Фрагмент текста:
Мы все еще недооцениваем всю силу и энергетическую мощь слова и мысли. Так сложилась судьба русской культуры, что ее Логос вымолвил свое первое слово слишком поздно и, заметим, только благодаря Западу. Зачем же снова брать на себя обет безмолвия, чтобы потом семимильными шагами наверстывать упущенное и иметь риск издержек, которыми почти всегда оборачивается подобное скороспешное интеллектуальное заимствование. Сейчас важно не застаиваться на месте. Коммунистическая эпоха была не настолько продолжительной, чтобы насовсем уничтожить отечественные интеллектуальные традиции и чтобы краткий этап рецепции всего нами упущенного за это время принес серьезные издержки, которые почти всегда чреваты секуляризацией заимствующего религиозного сознания.

Третье. Углубленное изучение культурной ситуации, современной социальной теории должно оживить богословскую мысль, ибо само богословие возможно только как живое мышление. Богословие это не только работа по систематизации духовного опыта и герменевтике Священного Писания, но это всегда и апологетика мирскому дискурсу познания, вне Церкви выстраивающему свое миросозерцание. Поэтому всегда богословам необходимо вникать в идеи этого дискурса, знать его язык, чтобы благую Евангельскую весть донести внятно и одновременно критично.

Записи набора данных:

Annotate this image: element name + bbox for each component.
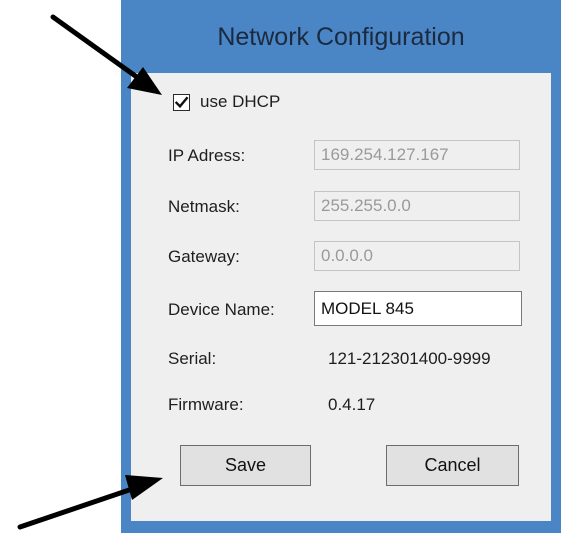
gateway-field[interactable]: 0.0.0.0 (314, 241, 520, 271)
window-title: Network Configuration (217, 22, 465, 51)
netmask-label: Netmask: (168, 197, 240, 216)
serial-value: 121-212301400-9999 (328, 349, 491, 368)
use-dhcp-label[interactable]: use DHCP (200, 92, 280, 112)
device-name-label: Device Name: (168, 300, 275, 319)
save-button[interactable]: Save (180, 445, 311, 486)
ip-address-label: IP Adress: (168, 146, 246, 165)
netmask-field[interactable]: 255.255.0.0 (314, 191, 520, 221)
serial-label: Serial: (168, 349, 217, 368)
cancel-button[interactable]: Cancel (386, 445, 519, 486)
network-configuration-window: Network Configuration use DHCP IP Adress… (121, 0, 561, 533)
dialog-body: use DHCP IP Adress: 169.254.127.167 Netm… (131, 73, 551, 521)
firmware-label: Firmware: (168, 395, 244, 414)
firmware-value: 0.4.17 (328, 395, 376, 414)
device-name-input[interactable]: MODEL 845 (314, 291, 522, 326)
gateway-label: Gateway: (168, 247, 240, 266)
use-dhcp-checkbox[interactable] (173, 94, 190, 111)
checkmark-icon (174, 96, 189, 109)
ip-address-field[interactable]: 169.254.127.167 (314, 140, 520, 170)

Цель упражнения: Продолжите фрагмент текста о богословии и русской интеллектуальной традиции, начиная сразу после его последней фразы.

Результат:
Общество, формирующееся сегодня, есть, прежде всего, общество, основанное на знании, производство которого как никогда характеризуется рефлексивностью и трансдисциплинарностью. Проблемы познания и знания становятся объектом массового обсуждения, то есть сам процесс познания демократизируется. Это, например, проявляется в росте требований подотчетности науки обществу. С распадом не вызывавшей сомнений веры в рациональность науки идея нейтральности знания больше не заслуживает доверия. Существовавшая ранее модерная просветительская модель знания наделяла интеллектуала ролью «законодателя», ролью, которая преодолевается сегодня постмодерной ролью «интерпретатора» (Зигмунд Бауман). Поэтому университетское образование нацелено на формирование рефлексивных навыков у специалистов [3, с. 8-9]. Богословы также должны научиться работать в данном культурном и образовательном формате. Преподносить свое знание с постмодерных образовательных установок. Поучать, но не учительским тоном; говорить о заповедях, но не тоном законодателя; обращаться не «сверху вниз», а как бы со стороны в сторону – Другого.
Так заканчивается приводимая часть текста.